▸ **Problem to work on**: Tally the lines in the listing below that include "baseline". Answer with the count and nothing more.
─── Dataset records ───
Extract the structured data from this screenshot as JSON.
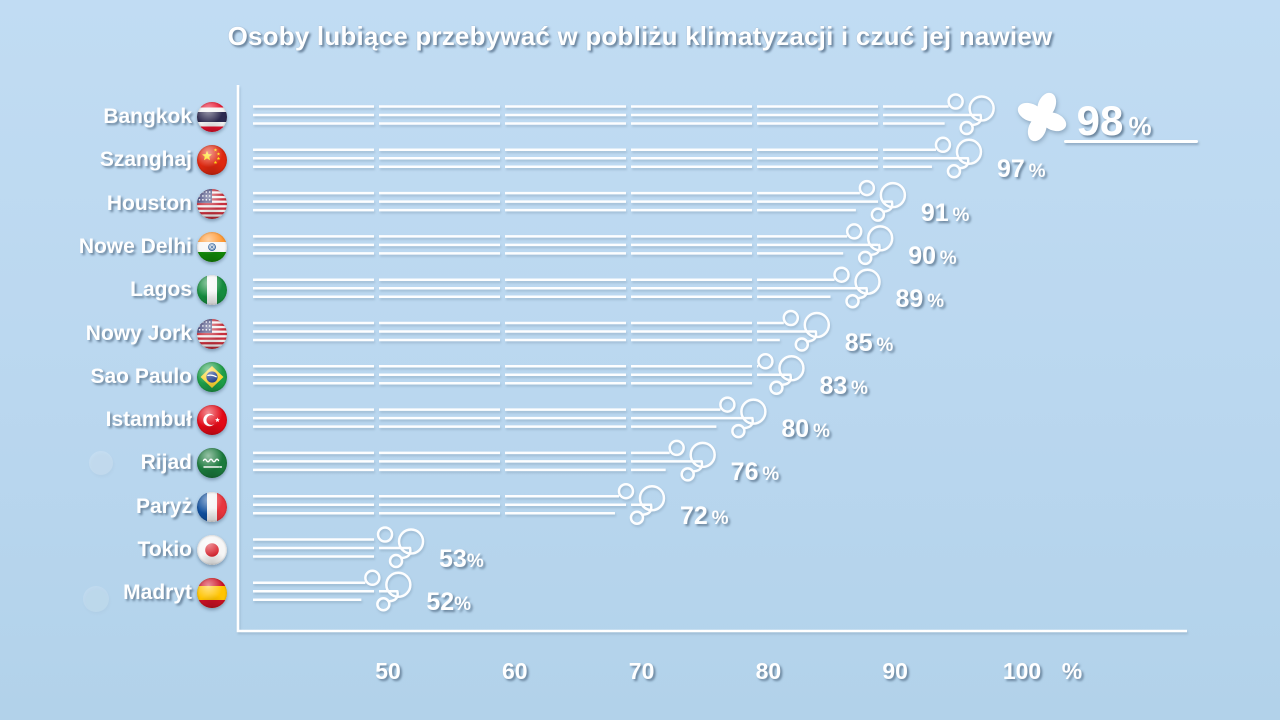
{
  "chart_data": {
    "type": "bar",
    "orientation": "horizontal",
    "bar_style": "wind-gust-lines",
    "title": "Osoby lubiące przebywać w pobliżu klimatyzacji i czuć jej nawiew",
    "unit": "%",
    "categories": [
      "Bangkok",
      "Szanghaj",
      "Houston",
      "Nowe Delhi",
      "Lagos",
      "Nowy Jork",
      "Sao Paulo",
      "Istambuł",
      "Rijad",
      "Paryż",
      "Tokio",
      "Madryt"
    ],
    "flags": [
      "thailand",
      "china",
      "usa",
      "india",
      "nigeria",
      "usa",
      "brazil",
      "turkey",
      "saudi-arabia",
      "france",
      "japan",
      "spain"
    ],
    "values": [
      98,
      97,
      91,
      90,
      89,
      85,
      83,
      80,
      76,
      72,
      53,
      52
    ],
    "value_labels": [
      "98 %",
      "97 %",
      "91 %",
      "90 %",
      "89 %",
      "85 %",
      "83 %",
      "80 %",
      "76 %",
      "72 %",
      "53%",
      "52%"
    ],
    "x_axis": {
      "ticks": [
        50,
        60,
        70,
        80,
        90,
        100
      ],
      "unit_label": "%"
    },
    "xlim": [
      38,
      100
    ],
    "grid": false,
    "legend": "none",
    "highlight": {
      "category": "Bangkok",
      "value": 98,
      "icon": "fan-icon",
      "underlined": true
    }
  },
  "colors": {
    "background_top": "#c1dcf3",
    "background_bottom": "#b2d2ea",
    "bar": "#ffffff",
    "text": "#ffffff",
    "text_shadow": "rgba(94,120,145,0.85)"
  }
}
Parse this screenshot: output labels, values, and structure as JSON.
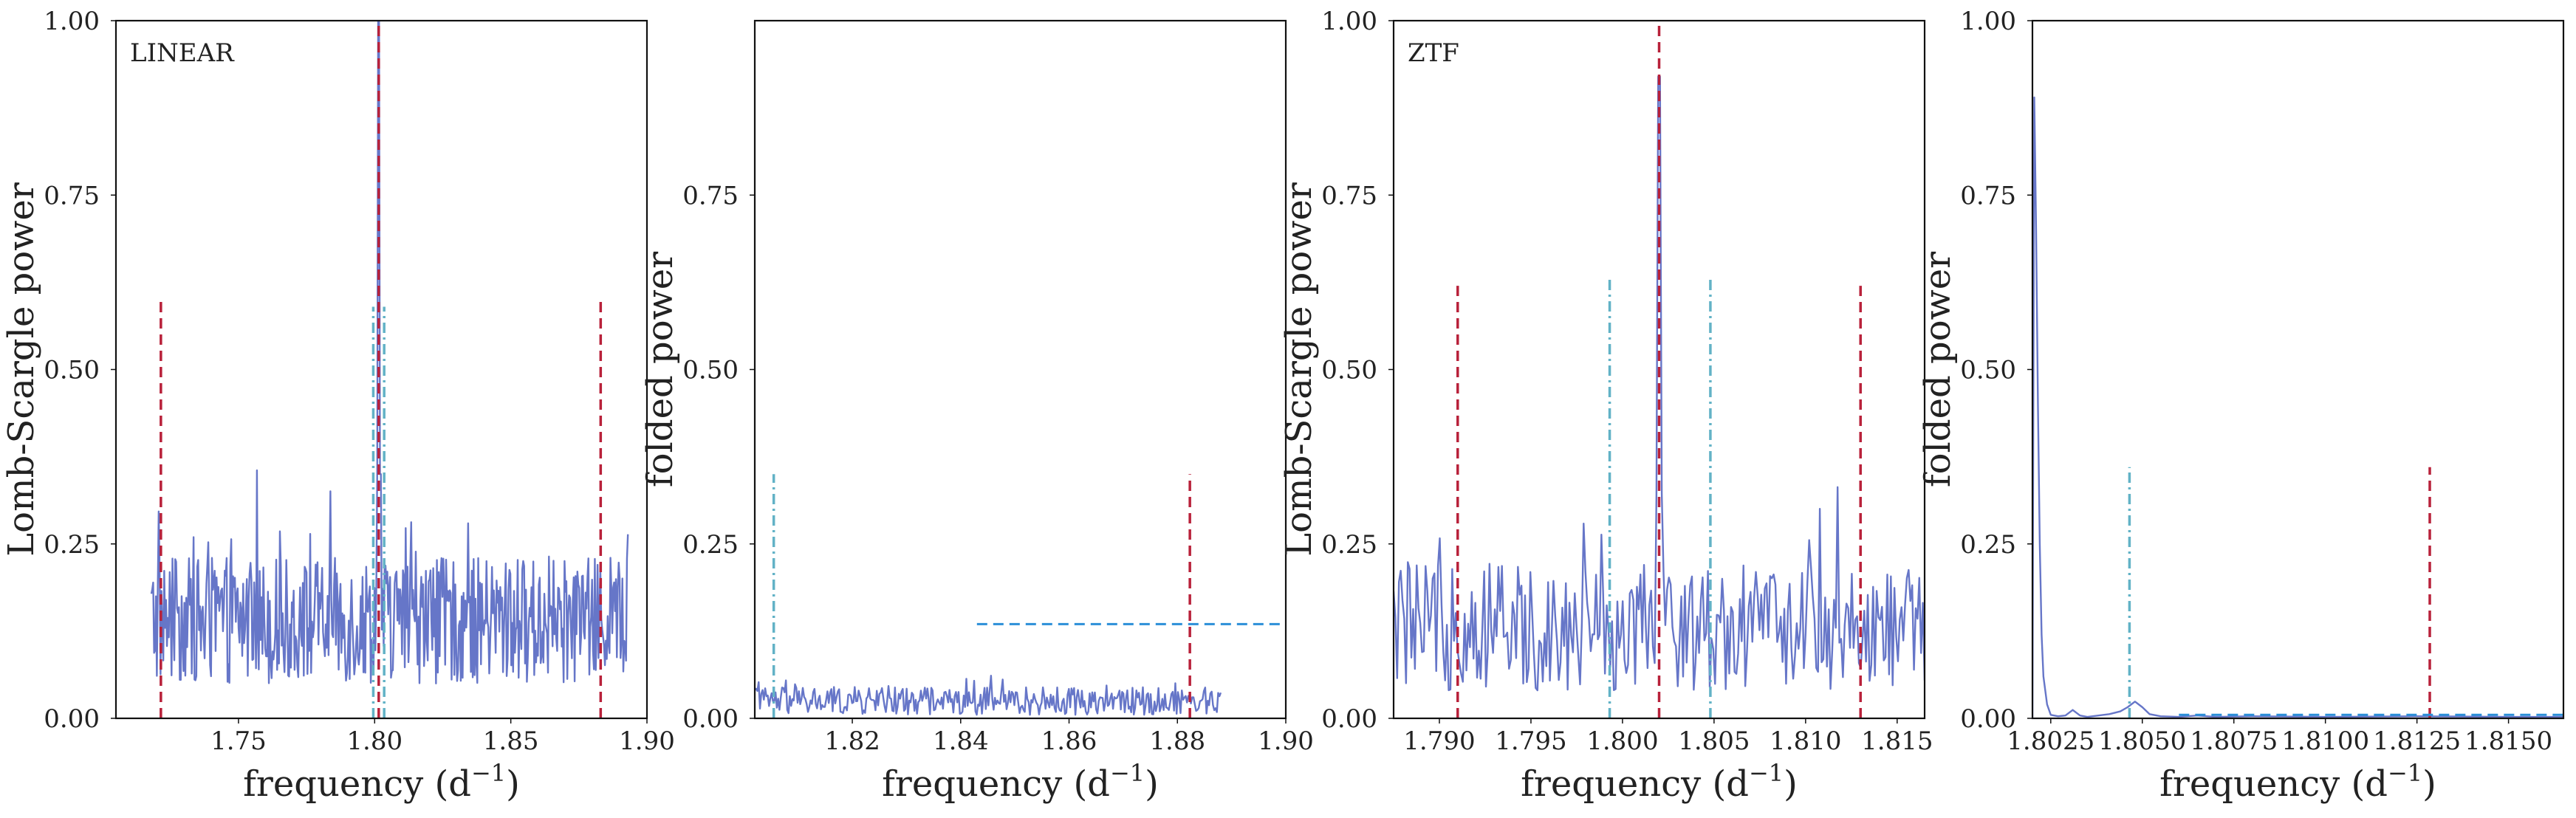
{
  "colors": {
    "signal": "#6676c8",
    "peak": "#b8213a",
    "alias": "#62b2c6",
    "threshold": "#2b8fd8",
    "axis": "#111111"
  },
  "chart_data": [
    {
      "type": "line",
      "annotation": "LINEAR",
      "xlabel": "frequency (d$^{-1}$)",
      "xlabel_main": "frequency (d",
      "xlabel_sup": "−1",
      "xlabel_close": ")",
      "ylabel": "Lomb-Scargle power",
      "xlim": [
        1.705,
        1.9
      ],
      "ylim": [
        0,
        1
      ],
      "xticks": [
        1.75,
        1.8,
        1.85,
        1.9
      ],
      "xtick_labels": [
        "1.75",
        "1.80",
        "1.85",
        "1.90"
      ],
      "yticks": [
        0,
        0.25,
        0.5,
        0.75,
        1.0
      ],
      "ytick_labels": [
        "0.00",
        "0.25",
        "0.50",
        "0.75",
        "1.00"
      ],
      "grid": false,
      "series": [
        {
          "style": "solid",
          "color": "#6676c8",
          "x_range": [
            1.718,
            1.893
          ],
          "n_points": 520,
          "baseline": 0.14,
          "spread": 0.09,
          "max_power": 1.0,
          "peak_at": 1.8015
        }
      ],
      "vlines": [
        {
          "x": 1.7215,
          "ymax": 0.6,
          "style": "dashed",
          "color": "#b8213a"
        },
        {
          "x": 1.8015,
          "ymax": 1.0,
          "style": "dashed",
          "color": "#b8213a"
        },
        {
          "x": 1.883,
          "ymax": 0.6,
          "style": "dashed",
          "color": "#b8213a"
        },
        {
          "x": 1.7995,
          "ymax": 0.59,
          "style": "dashdot",
          "color": "#62b2c6"
        },
        {
          "x": 1.8035,
          "ymax": 0.59,
          "style": "dashdot",
          "color": "#62b2c6"
        }
      ],
      "hlines": []
    },
    {
      "type": "line",
      "annotation": "",
      "xlabel": "frequency (d$^{-1}$)",
      "xlabel_main": "frequency (d",
      "xlabel_sup": "−1",
      "xlabel_close": ")",
      "ylabel": "folded power",
      "xlim": [
        1.802,
        1.9
      ],
      "ylim": [
        0,
        1
      ],
      "xticks": [
        1.82,
        1.84,
        1.86,
        1.88,
        1.9
      ],
      "xtick_labels": [
        "1.82",
        "1.84",
        "1.86",
        "1.88",
        "1.90"
      ],
      "yticks": [
        0,
        0.25,
        0.5,
        0.75
      ],
      "ytick_labels": [
        "0.00",
        "0.25",
        "0.50",
        "0.75"
      ],
      "grid": false,
      "series": [
        {
          "style": "solid",
          "color": "#6676c8",
          "x_range": [
            1.802,
            1.888
          ],
          "n_points": 360,
          "baseline": 0.025,
          "spread": 0.02,
          "max_power": 0.065
        }
      ],
      "vlines": [
        {
          "x": 1.8055,
          "ymax": 0.35,
          "style": "dashdot",
          "color": "#62b2c6"
        },
        {
          "x": 1.8823,
          "ymax": 0.35,
          "style": "dashed",
          "color": "#b8213a"
        }
      ],
      "hlines": [
        {
          "y": 0.135,
          "xmin": 1.843,
          "xmax": 1.9,
          "style": "dashed",
          "color": "#2b8fd8"
        }
      ]
    },
    {
      "type": "line",
      "annotation": "ZTF",
      "xlabel": "frequency (d$^{-1}$)",
      "xlabel_main": "frequency (d",
      "xlabel_sup": "−1",
      "xlabel_close": ")",
      "ylabel": "Lomb-Scargle power",
      "xlim": [
        1.7875,
        1.8165
      ],
      "ylim": [
        0,
        1
      ],
      "xticks": [
        1.79,
        1.795,
        1.8,
        1.805,
        1.81,
        1.815
      ],
      "xtick_labels": [
        "1.790",
        "1.795",
        "1.800",
        "1.805",
        "1.810",
        "1.815"
      ],
      "yticks": [
        0,
        0.25,
        0.5,
        0.75,
        1.0
      ],
      "ytick_labels": [
        "0.00",
        "0.25",
        "0.50",
        "0.75",
        "1.00"
      ],
      "grid": false,
      "series": [
        {
          "style": "solid",
          "color": "#6676c8",
          "x_range": [
            1.7875,
            1.8165
          ],
          "n_points": 300,
          "baseline": 0.13,
          "spread": 0.09,
          "max_power": 0.92,
          "peak_at": 1.802
        }
      ],
      "vlines": [
        {
          "x": 1.791,
          "ymax": 0.62,
          "style": "dashed",
          "color": "#b8213a"
        },
        {
          "x": 1.802,
          "ymax": 1.0,
          "style": "dashed",
          "color": "#b8213a"
        },
        {
          "x": 1.813,
          "ymax": 0.62,
          "style": "dashed",
          "color": "#b8213a"
        },
        {
          "x": 1.7993,
          "ymax": 0.63,
          "style": "dashdot",
          "color": "#62b2c6"
        },
        {
          "x": 1.8048,
          "ymax": 0.63,
          "style": "dashdot",
          "color": "#62b2c6"
        }
      ],
      "hlines": []
    },
    {
      "type": "line",
      "annotation": "",
      "xlabel": "frequency (d$^{-1}$)",
      "xlabel_main": "frequency (d",
      "xlabel_sup": "−1",
      "xlabel_close": ")",
      "ylabel": "folded power",
      "xlim": [
        1.802,
        1.8165
      ],
      "ylim": [
        0,
        1
      ],
      "xticks": [
        1.8025,
        1.805,
        1.8075,
        1.81,
        1.8125,
        1.815
      ],
      "xtick_labels": [
        "1.8025",
        "1.8050",
        "1.8075",
        "1.8100",
        "1.8125",
        "1.8150"
      ],
      "yticks": [
        0,
        0.25,
        0.5,
        0.75,
        1.0
      ],
      "ytick_labels": [
        "0.00",
        "0.25",
        "0.50",
        "0.75",
        "1.00"
      ],
      "grid": false,
      "series": [
        {
          "style": "solid",
          "color": "#6676c8",
          "x": [
            1.802,
            1.80205,
            1.8021,
            1.80215,
            1.8022,
            1.80225,
            1.8023,
            1.8024,
            1.8025,
            1.8027,
            1.8029,
            1.8031,
            1.8033,
            1.8035,
            1.8038,
            1.8041,
            1.8044,
            1.8046,
            1.8048,
            1.805,
            1.8052,
            1.8055,
            1.806,
            1.8065,
            1.807,
            1.808,
            1.81,
            1.8125,
            1.815,
            1.8165
          ],
          "y": [
            0.0,
            0.89,
            0.7,
            0.45,
            0.25,
            0.12,
            0.06,
            0.02,
            0.005,
            0.003,
            0.004,
            0.012,
            0.004,
            0.002,
            0.004,
            0.006,
            0.01,
            0.016,
            0.024,
            0.016,
            0.006,
            0.003,
            0.002,
            0.004,
            0.002,
            0.003,
            0.002,
            0.003,
            0.002,
            0.002
          ]
        }
      ],
      "vlines": [
        {
          "x": 1.80465,
          "ymax": 0.36,
          "style": "dashdot",
          "color": "#62b2c6"
        },
        {
          "x": 1.81285,
          "ymax": 0.36,
          "style": "dashed",
          "color": "#b8213a"
        }
      ],
      "hlines": [
        {
          "y": 0.005,
          "xmin": 1.806,
          "xmax": 1.8165,
          "style": "dashed",
          "color": "#2b8fd8"
        }
      ]
    }
  ]
}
───
▸ **Full response**: 3